• [Work to complete]: Repeat every record below exactly, but leave out any pictures.

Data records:
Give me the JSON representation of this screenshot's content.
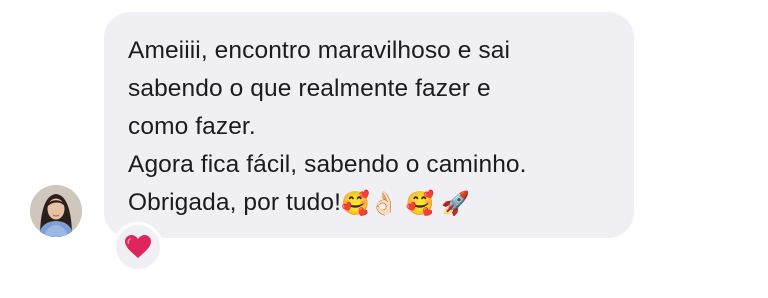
{
  "message": {
    "lines": [
      "Ameiiii, encontro maravilhoso e sai",
      "sabendo o que realmente fazer e",
      "como fazer.",
      "Agora fica fácil, sabendo o caminho.",
      "Obrigada, por tudo!"
    ],
    "emojis": [
      "🥰",
      "👌🏻",
      "🥰",
      "🚀"
    ]
  },
  "reaction": {
    "icon": "red-heart-icon",
    "emoji": "❤️",
    "color": "#e0245e"
  },
  "colors": {
    "bubble": "#efeff4",
    "text": "#1c1c1e",
    "background": "#ffffff"
  }
}
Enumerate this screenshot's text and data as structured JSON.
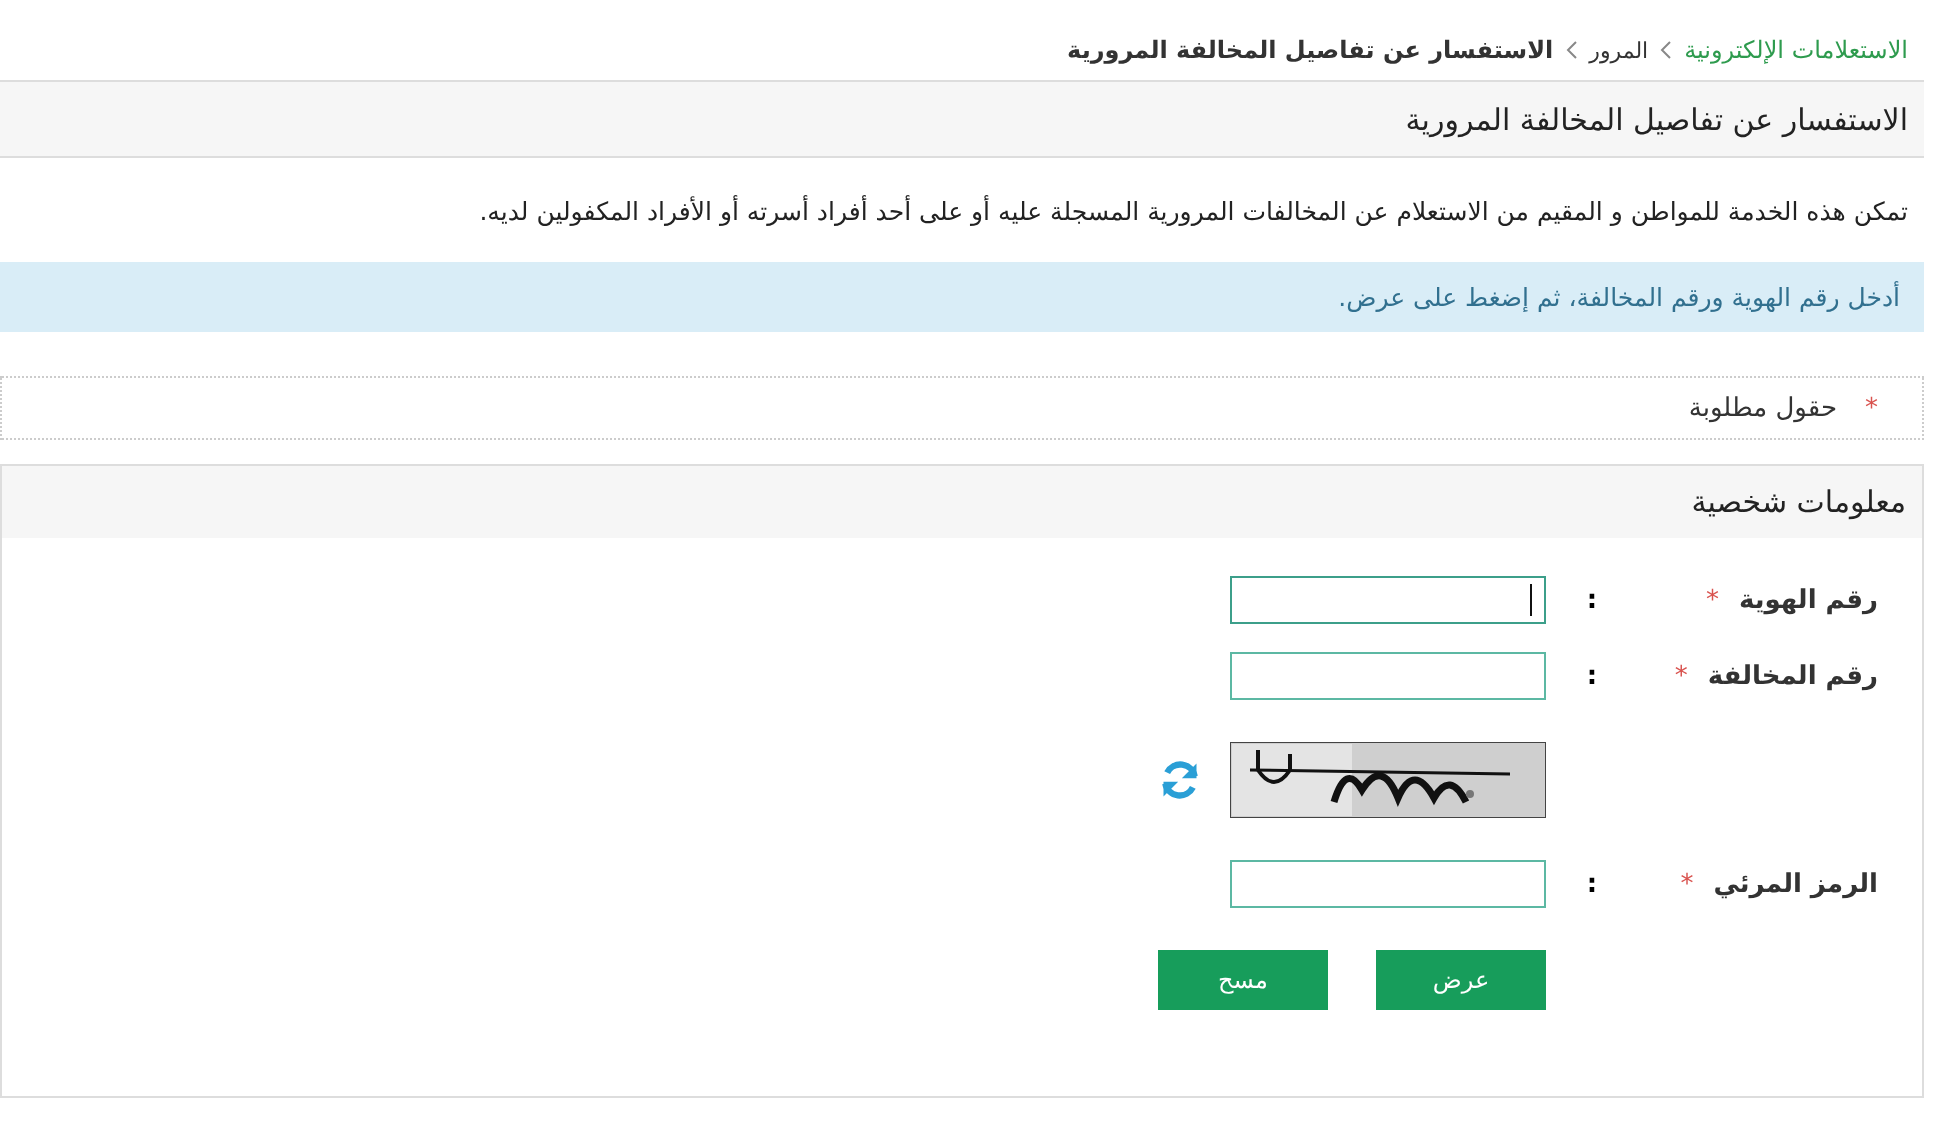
{
  "breadcrumb": [
    {
      "label": "الاستعلامات الإلكترونية",
      "kind": "link"
    },
    {
      "label": "المرور",
      "kind": "link-plain"
    },
    {
      "label": "الاستفسار عن تفاصيل المخالفة المرورية",
      "kind": "current"
    }
  ],
  "page_title": "الاستفسار عن تفاصيل المخالفة المرورية",
  "description": "تمكن هذه الخدمة للمواطن و المقيم من الاستعلام عن المخالفات المرورية المسجلة عليه أو على أحد أفراد أسرته أو الأفراد المكفولين لديه.",
  "info_message": "أدخل رقم الهوية ورقم المخالفة، ثم إضغط على عرض.",
  "required_note": {
    "mark": "*",
    "label": "حقول مطلوبة"
  },
  "section": {
    "title": "معلومات شخصية",
    "rows": [
      {
        "kind": "input",
        "label": "رقم الهوية",
        "mark": "*",
        "colon": ":",
        "focused": true
      },
      {
        "kind": "input",
        "label": "رقم المخالفة",
        "mark": "*",
        "colon": ":",
        "focused": false
      },
      {
        "kind": "captcha"
      },
      {
        "kind": "input",
        "label": "الرمز المرئي",
        "mark": "*",
        "colon": ":",
        "focused": false
      }
    ],
    "buttons": [
      "عرض",
      "مسح"
    ]
  }
}
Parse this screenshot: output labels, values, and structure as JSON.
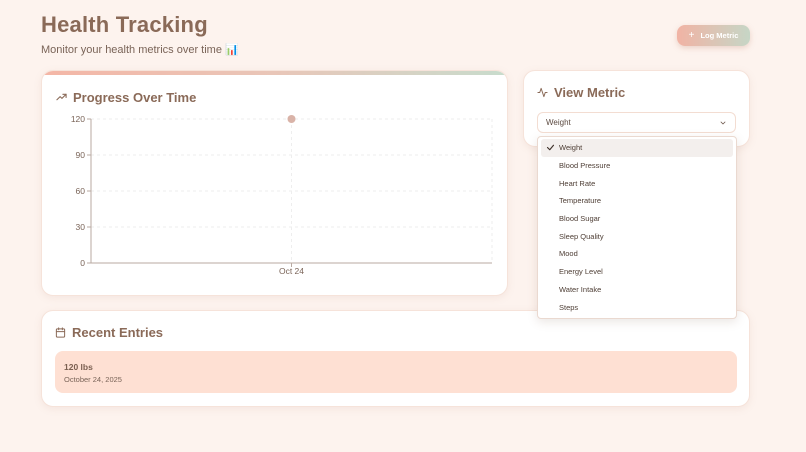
{
  "header": {
    "title": "Health Tracking",
    "subtitle": "Monitor your health metrics over time",
    "subtitle_emoji": "📊",
    "log_button": "Log Metric",
    "log_button_icon": "plus-icon"
  },
  "progress": {
    "title": "Progress Over Time",
    "icon": "trending-up-icon"
  },
  "chart_data": {
    "type": "line",
    "categories": [
      "Oct 24"
    ],
    "series": [
      {
        "values": [
          120
        ]
      }
    ],
    "ylim": [
      0,
      120
    ],
    "yticks": [
      0,
      30,
      60,
      90,
      120
    ],
    "grid": true,
    "colors": {
      "point": "#d9b3a8",
      "axis": "#b9aaa2",
      "grid": "#eeeeee"
    }
  },
  "metric": {
    "title": "View Metric",
    "icon": "activity-icon",
    "selected": "Weight",
    "options": [
      "Weight",
      "Blood Pressure",
      "Heart Rate",
      "Temperature",
      "Blood Sugar",
      "Sleep Quality",
      "Mood",
      "Energy Level",
      "Water Intake",
      "Steps"
    ]
  },
  "entries": {
    "title": "Recent Entries",
    "icon": "calendar-icon",
    "items": [
      {
        "value": "120 lbs",
        "date": "October 24, 2025"
      }
    ]
  },
  "colors": {
    "background": "#fdf3ee",
    "accent_start": "#f1b3a4",
    "accent_end": "#c6d6c6",
    "entry_bg": "#fee0d3",
    "text": "#8a6a58"
  }
}
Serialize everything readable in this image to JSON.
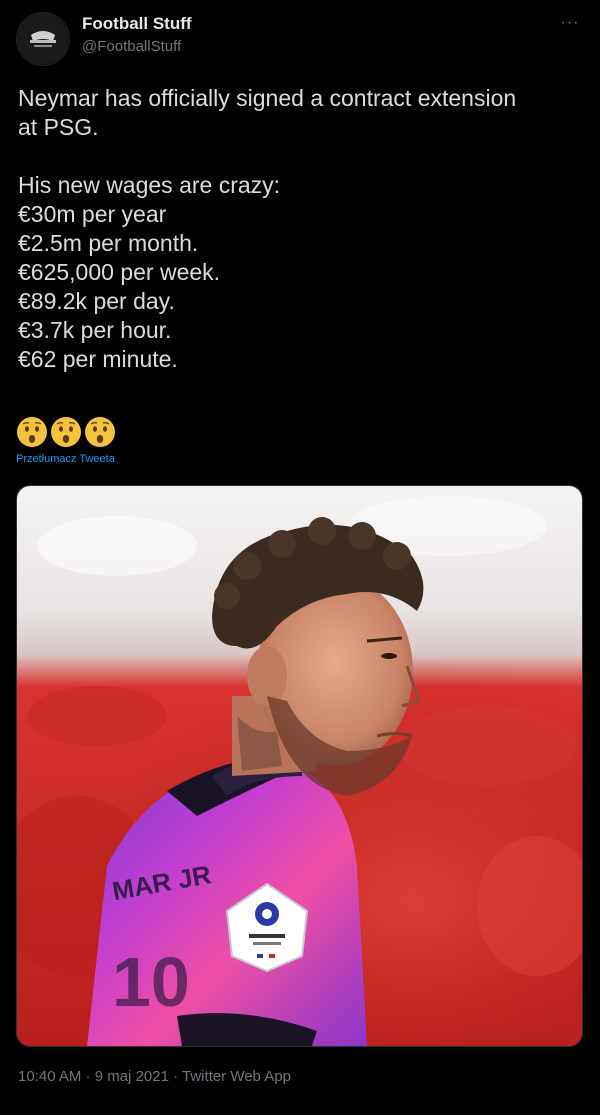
{
  "author": {
    "display_name": "Football Stuff",
    "handle": "@FootballStuff",
    "avatar_icon": "football-stuff-logo-icon"
  },
  "menu_icon": "more-options-icon",
  "menu_glyph": "···",
  "tweet": {
    "lines": [
      "Neymar has officially signed a contract extension",
      "at PSG.",
      "",
      "His new wages are crazy:",
      "€30m per year",
      "€2.5m per month.",
      "€625,000 per week.",
      "€89.2k per day.",
      "€3.7k per hour.",
      "€62 per minute."
    ],
    "emojis": [
      "hushed-face-icon",
      "hushed-face-icon",
      "hushed-face-icon"
    ],
    "translate_label": "Przetłumacz Tweeta"
  },
  "media": {
    "description_icon": "player-photo-image"
  },
  "meta": {
    "timestamp": "10:40 AM · 9 maj 2021 · Twitter Web App"
  },
  "colors": {
    "background": "#000000",
    "text": "#dcdcdc",
    "secondary": "#6e767d",
    "link": "#1d9bf0"
  }
}
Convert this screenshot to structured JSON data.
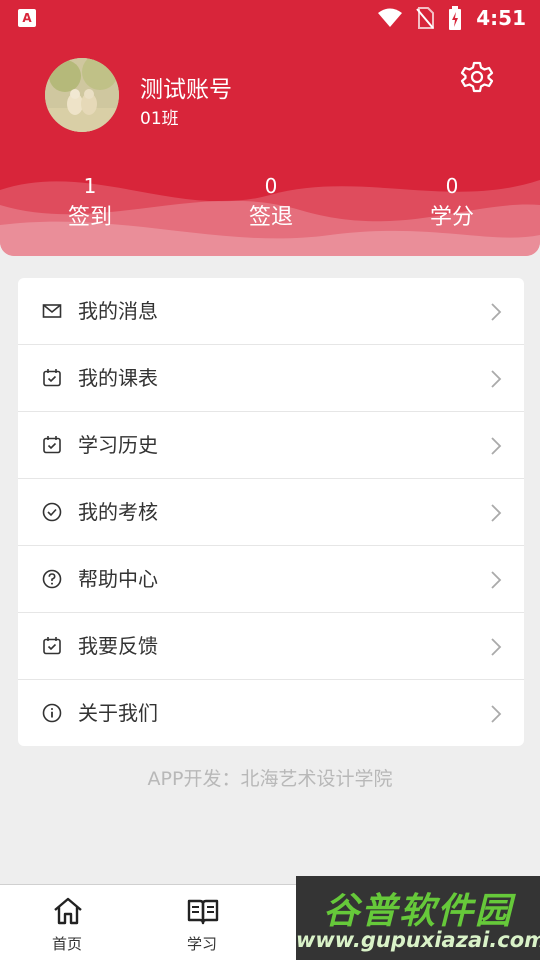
{
  "status_bar": {
    "app_icon_letter": "A",
    "time": "4:51"
  },
  "profile": {
    "username": "测试账号",
    "class_name": "01班"
  },
  "stats": [
    {
      "value": "1",
      "label": "签到"
    },
    {
      "value": "0",
      "label": "签退"
    },
    {
      "value": "0",
      "label": "学分"
    }
  ],
  "menu": [
    {
      "label": "我的消息",
      "icon": "mail-icon"
    },
    {
      "label": "我的课表",
      "icon": "calendar-check-icon"
    },
    {
      "label": "学习历史",
      "icon": "calendar-check-icon"
    },
    {
      "label": "我的考核",
      "icon": "check-circle-icon"
    },
    {
      "label": "帮助中心",
      "icon": "help-circle-icon"
    },
    {
      "label": "我要反馈",
      "icon": "calendar-check-icon"
    },
    {
      "label": "关于我们",
      "icon": "info-circle-icon"
    }
  ],
  "footer_note": "APP开发：北海艺术设计学院",
  "tabbar": [
    {
      "label": "首页",
      "icon": "home-icon"
    },
    {
      "label": "学习",
      "icon": "book-icon"
    }
  ],
  "watermark": {
    "title": "谷普软件园",
    "url": "www.gupuxiazai.com"
  },
  "colors": {
    "primary": "#d8253a",
    "background": "#eeeeee",
    "card": "#ffffff",
    "footer_text": "#b8b8b8"
  }
}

• [Answer to this task]:
Give me the JSON representation of this screenshot's content.
{
  "message": {
    "lines": [
      "Ameiiii, encontro maravilhoso e sai",
      "sabendo o que realmente fazer e",
      "como fazer.",
      "Agora fica fácil, sabendo o caminho.",
      "Obrigada, por tudo!"
    ],
    "emojis": [
      "🥰",
      "👌🏻",
      "🥰",
      "🚀"
    ]
  },
  "reaction": {
    "icon": "red-heart-icon",
    "emoji": "❤️",
    "color": "#e0245e"
  },
  "colors": {
    "bubble": "#efeff4",
    "text": "#1c1c1e",
    "background": "#ffffff"
  }
}
Enumerate this screenshot's text and data as structured JSON.
{
  "breadcrumb": [
    {
      "label": "الاستعلامات الإلكترونية",
      "kind": "link"
    },
    {
      "label": "المرور",
      "kind": "link-plain"
    },
    {
      "label": "الاستفسار عن تفاصيل المخالفة المرورية",
      "kind": "current"
    }
  ],
  "page_title": "الاستفسار عن تفاصيل المخالفة المرورية",
  "description": "تمكن هذه الخدمة للمواطن و المقيم من الاستعلام عن المخالفات المرورية المسجلة عليه أو على أحد أفراد أسرته أو الأفراد المكفولين لديه.",
  "info_message": "أدخل رقم الهوية ورقم المخالفة، ثم إضغط على عرض.",
  "required_note": {
    "mark": "*",
    "label": "حقول مطلوبة"
  },
  "section": {
    "title": "معلومات شخصية",
    "rows": [
      {
        "kind": "input",
        "label": "رقم الهوية",
        "mark": "*",
        "colon": ":",
        "focused": true
      },
      {
        "kind": "input",
        "label": "رقم المخالفة",
        "mark": "*",
        "colon": ":",
        "focused": false
      },
      {
        "kind": "captcha"
      },
      {
        "kind": "input",
        "label": "الرمز المرئي",
        "mark": "*",
        "colon": ":",
        "focused": false
      }
    ],
    "buttons": [
      "عرض",
      "مسح"
    ]
  }
}
Parse this screenshot: output labels, values, and structure as JSON.
{
  "header": {
    "title": "Health Tracking",
    "subtitle": "Monitor your health metrics over time",
    "subtitle_emoji": "📊",
    "log_button": "Log Metric",
    "log_button_icon": "plus-icon"
  },
  "progress": {
    "title": "Progress Over Time",
    "icon": "trending-up-icon"
  },
  "chart_data": {
    "type": "line",
    "categories": [
      "Oct 24"
    ],
    "series": [
      {
        "values": [
          120
        ]
      }
    ],
    "ylim": [
      0,
      120
    ],
    "yticks": [
      0,
      30,
      60,
      90,
      120
    ],
    "grid": true,
    "colors": {
      "point": "#d9b3a8",
      "axis": "#b9aaa2",
      "grid": "#eeeeee"
    }
  },
  "metric": {
    "title": "View Metric",
    "icon": "activity-icon",
    "selected": "Weight",
    "options": [
      "Weight",
      "Blood Pressure",
      "Heart Rate",
      "Temperature",
      "Blood Sugar",
      "Sleep Quality",
      "Mood",
      "Energy Level",
      "Water Intake",
      "Steps"
    ]
  },
  "entries": {
    "title": "Recent Entries",
    "icon": "calendar-icon",
    "items": [
      {
        "value": "120 lbs",
        "date": "October 24, 2025"
      }
    ]
  },
  "colors": {
    "background": "#fdf3ee",
    "accent_start": "#f1b3a4",
    "accent_end": "#c6d6c6",
    "entry_bg": "#fee0d3",
    "text": "#8a6a58"
  }
}
Serialize everything readable in this image to JSON.
{
  "author": {
    "display_name": "Football Stuff",
    "handle": "@FootballStuff",
    "avatar_icon": "football-stuff-logo-icon"
  },
  "menu_icon": "more-options-icon",
  "menu_glyph": "···",
  "tweet": {
    "lines": [
      "Neymar has officially signed a contract extension",
      "at PSG.",
      "",
      "His new wages are crazy:",
      "€30m per year",
      "€2.5m per month.",
      "€625,000 per week.",
      "€89.2k per day.",
      "€3.7k per hour.",
      "€62 per minute."
    ],
    "emojis": [
      "hushed-face-icon",
      "hushed-face-icon",
      "hushed-face-icon"
    ],
    "translate_label": "Przetłumacz Tweeta"
  },
  "media": {
    "description_icon": "player-photo-image"
  },
  "meta": {
    "timestamp": "10:40 AM · 9 maj 2021 · Twitter Web App"
  },
  "colors": {
    "background": "#000000",
    "text": "#dcdcdc",
    "secondary": "#6e767d",
    "link": "#1d9bf0"
  }
}
Convert this screenshot to structured JSON data.
{
  "status_bar": {
    "app_icon_letter": "A",
    "time": "4:51"
  },
  "profile": {
    "username": "测试账号",
    "class_name": "01班"
  },
  "stats": [
    {
      "value": "1",
      "label": "签到"
    },
    {
      "value": "0",
      "label": "签退"
    },
    {
      "value": "0",
      "label": "学分"
    }
  ],
  "menu": [
    {
      "label": "我的消息",
      "icon": "mail-icon"
    },
    {
      "label": "我的课表",
      "icon": "calendar-check-icon"
    },
    {
      "label": "学习历史",
      "icon": "calendar-check-icon"
    },
    {
      "label": "我的考核",
      "icon": "check-circle-icon"
    },
    {
      "label": "帮助中心",
      "icon": "help-circle-icon"
    },
    {
      "label": "我要反馈",
      "icon": "calendar-check-icon"
    },
    {
      "label": "关于我们",
      "icon": "info-circle-icon"
    }
  ],
  "footer_note": "APP开发：北海艺术设计学院",
  "tabbar": [
    {
      "label": "首页",
      "icon": "home-icon"
    },
    {
      "label": "学习",
      "icon": "book-icon"
    }
  ],
  "watermark": {
    "title": "谷普软件园",
    "url": "www.gupuxiazai.com"
  },
  "colors": {
    "primary": "#d8253a",
    "background": "#eeeeee",
    "card": "#ffffff",
    "footer_text": "#b8b8b8"
  }
}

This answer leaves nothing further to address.